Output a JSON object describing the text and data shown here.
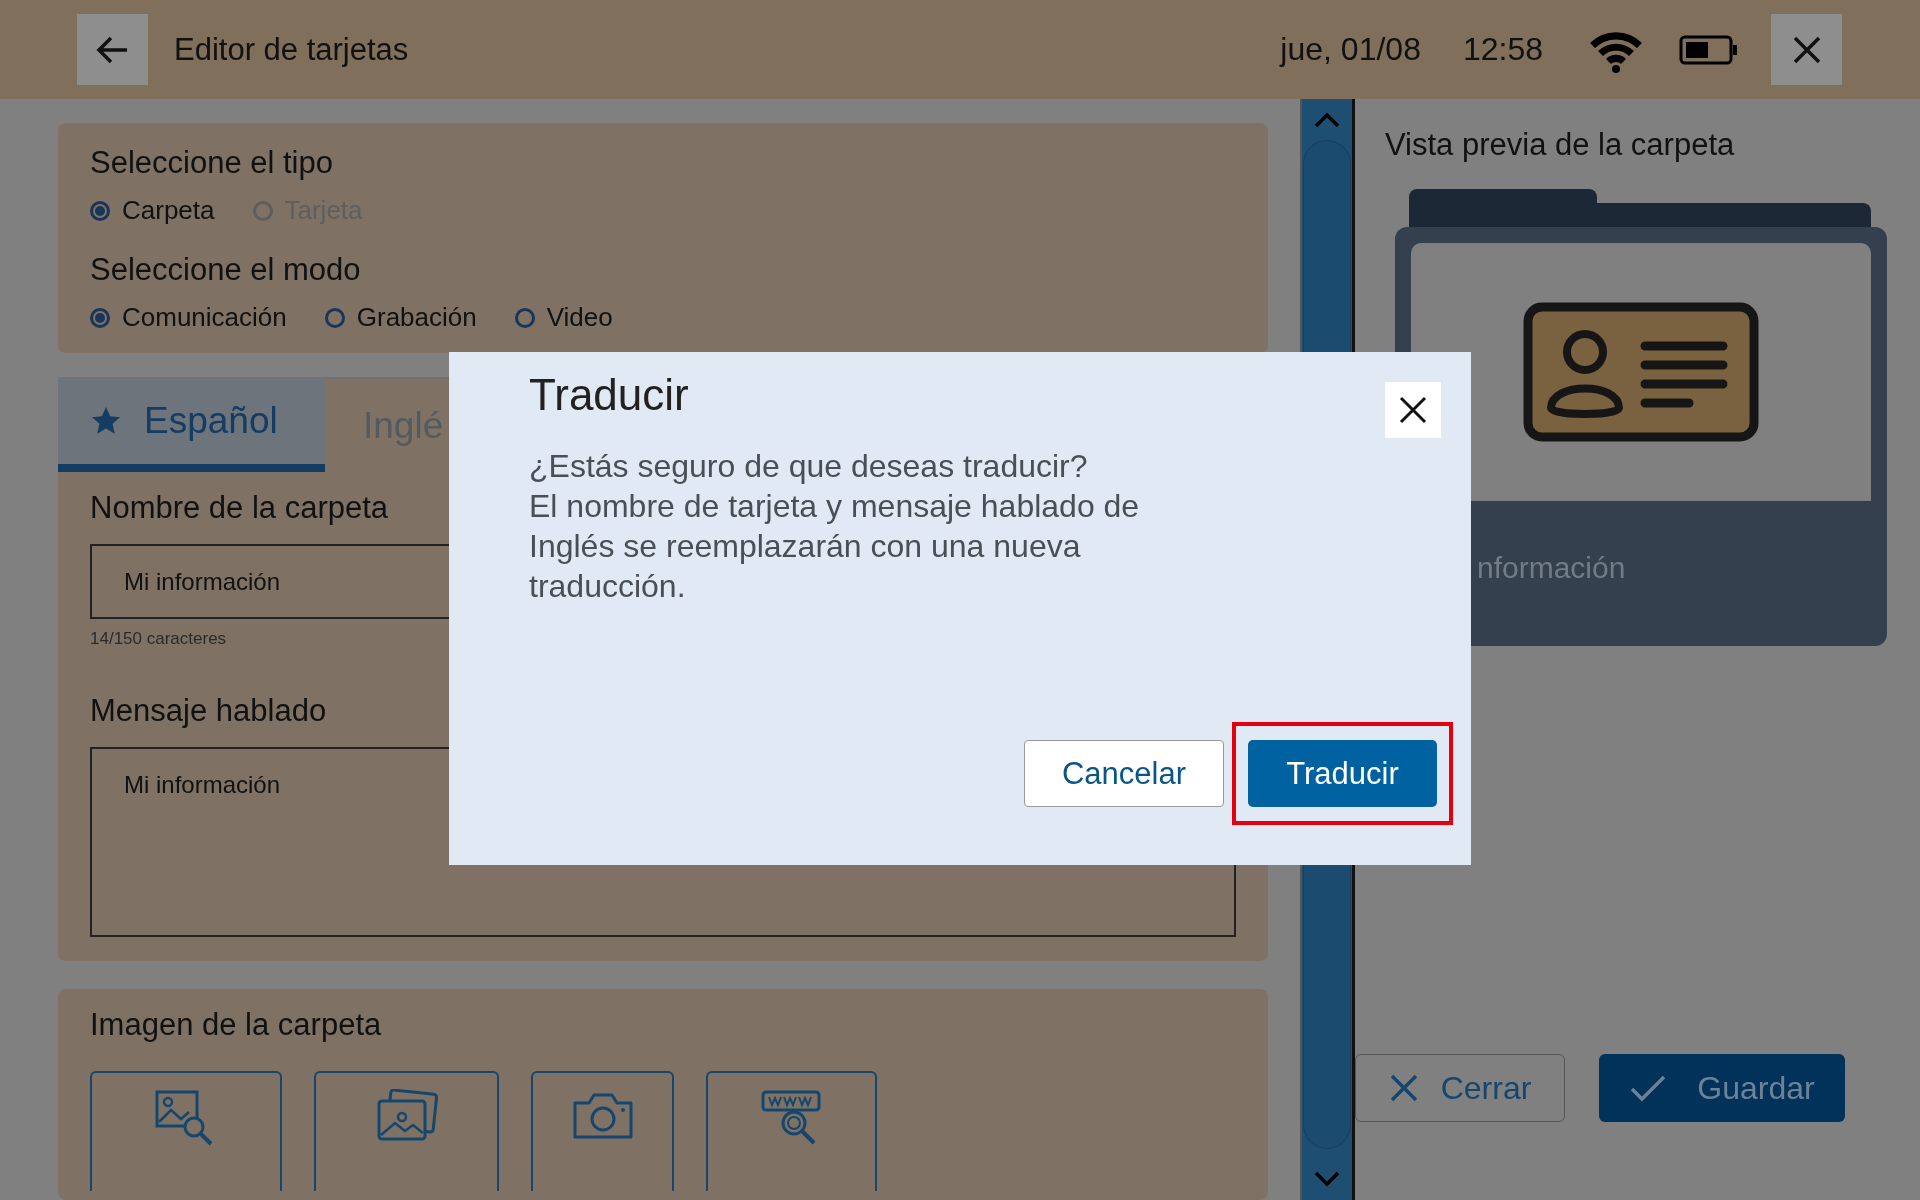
{
  "header": {
    "title": "Editor de tarjetas",
    "date": "jue, 01/08",
    "time": "12:58"
  },
  "type_section": {
    "title": "Seleccione el tipo",
    "options": [
      {
        "label": "Carpeta",
        "selected": true,
        "disabled": false
      },
      {
        "label": "Tarjeta",
        "selected": false,
        "disabled": true
      }
    ]
  },
  "mode_section": {
    "title": "Seleccione el modo",
    "options": [
      {
        "label": "Comunicación",
        "selected": true,
        "disabled": false
      },
      {
        "label": "Grabación",
        "selected": false,
        "disabled": false
      },
      {
        "label": "Video",
        "selected": false,
        "disabled": false
      }
    ]
  },
  "language_tabs": [
    {
      "label": "Español",
      "selected": true,
      "starred": true
    },
    {
      "label": "Inglé",
      "selected": false,
      "starred": false
    }
  ],
  "name_field": {
    "label": "Nombre de la carpeta",
    "value": "Mi información",
    "counter": "14/150 caracteres"
  },
  "message_field": {
    "label": "Mensaje hablado",
    "value": "Mi información"
  },
  "image_section": {
    "title": "Imagen de la carpeta",
    "sources": [
      {
        "kind": "image-search"
      },
      {
        "kind": "photos"
      },
      {
        "kind": "camera"
      },
      {
        "kind": "web-search"
      }
    ]
  },
  "preview": {
    "title": "Vista previa de la carpeta",
    "label": "nformación"
  },
  "footer": {
    "close": "Cerrar",
    "save": "Guardar"
  },
  "dialog": {
    "title": "Traducir",
    "message": "¿Estás seguro de que deseas traducir?\nEl nombre de tarjeta y mensaje hablado de\nInglés se reemplazarán con una nueva\ntraducción.",
    "cancel": "Cancelar",
    "confirm": "Traducir",
    "confirm_highlighted": true
  }
}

* * * * *

[SET EXERCISE] Copy everything in the records above except the pictures, exactly as written.

[RESULT]
Output a JSON object describing the text and data shown here.
{
  "header": {
    "title": "Editor de tarjetas",
    "date": "jue, 01/08",
    "time": "12:58"
  },
  "type_section": {
    "title": "Seleccione el tipo",
    "options": [
      {
        "label": "Carpeta",
        "selected": true,
        "disabled": false
      },
      {
        "label": "Tarjeta",
        "selected": false,
        "disabled": true
      }
    ]
  },
  "mode_section": {
    "title": "Seleccione el modo",
    "options": [
      {
        "label": "Comunicación",
        "selected": true,
        "disabled": false
      },
      {
        "label": "Grabación",
        "selected": false,
        "disabled": false
      },
      {
        "label": "Video",
        "selected": false,
        "disabled": false
      }
    ]
  },
  "language_tabs": [
    {
      "label": "Español",
      "selected": true,
      "starred": true
    },
    {
      "label": "Inglé",
      "selected": false,
      "starred": false
    }
  ],
  "name_field": {
    "label": "Nombre de la carpeta",
    "value": "Mi información",
    "counter": "14/150 caracteres"
  },
  "message_field": {
    "label": "Mensaje hablado",
    "value": "Mi información"
  },
  "image_section": {
    "title": "Imagen de la carpeta",
    "sources": [
      {
        "kind": "image-search"
      },
      {
        "kind": "photos"
      },
      {
        "kind": "camera"
      },
      {
        "kind": "web-search"
      }
    ]
  },
  "preview": {
    "title": "Vista previa de la carpeta",
    "label": "nformación"
  },
  "footer": {
    "close": "Cerrar",
    "save": "Guardar"
  },
  "dialog": {
    "title": "Traducir",
    "message": "¿Estás seguro de que deseas traducir?\nEl nombre de tarjeta y mensaje hablado de\nInglés se reemplazarán con una nueva\ntraducción.",
    "cancel": "Cancelar",
    "confirm": "Traducir",
    "confirm_highlighted": true
  }
}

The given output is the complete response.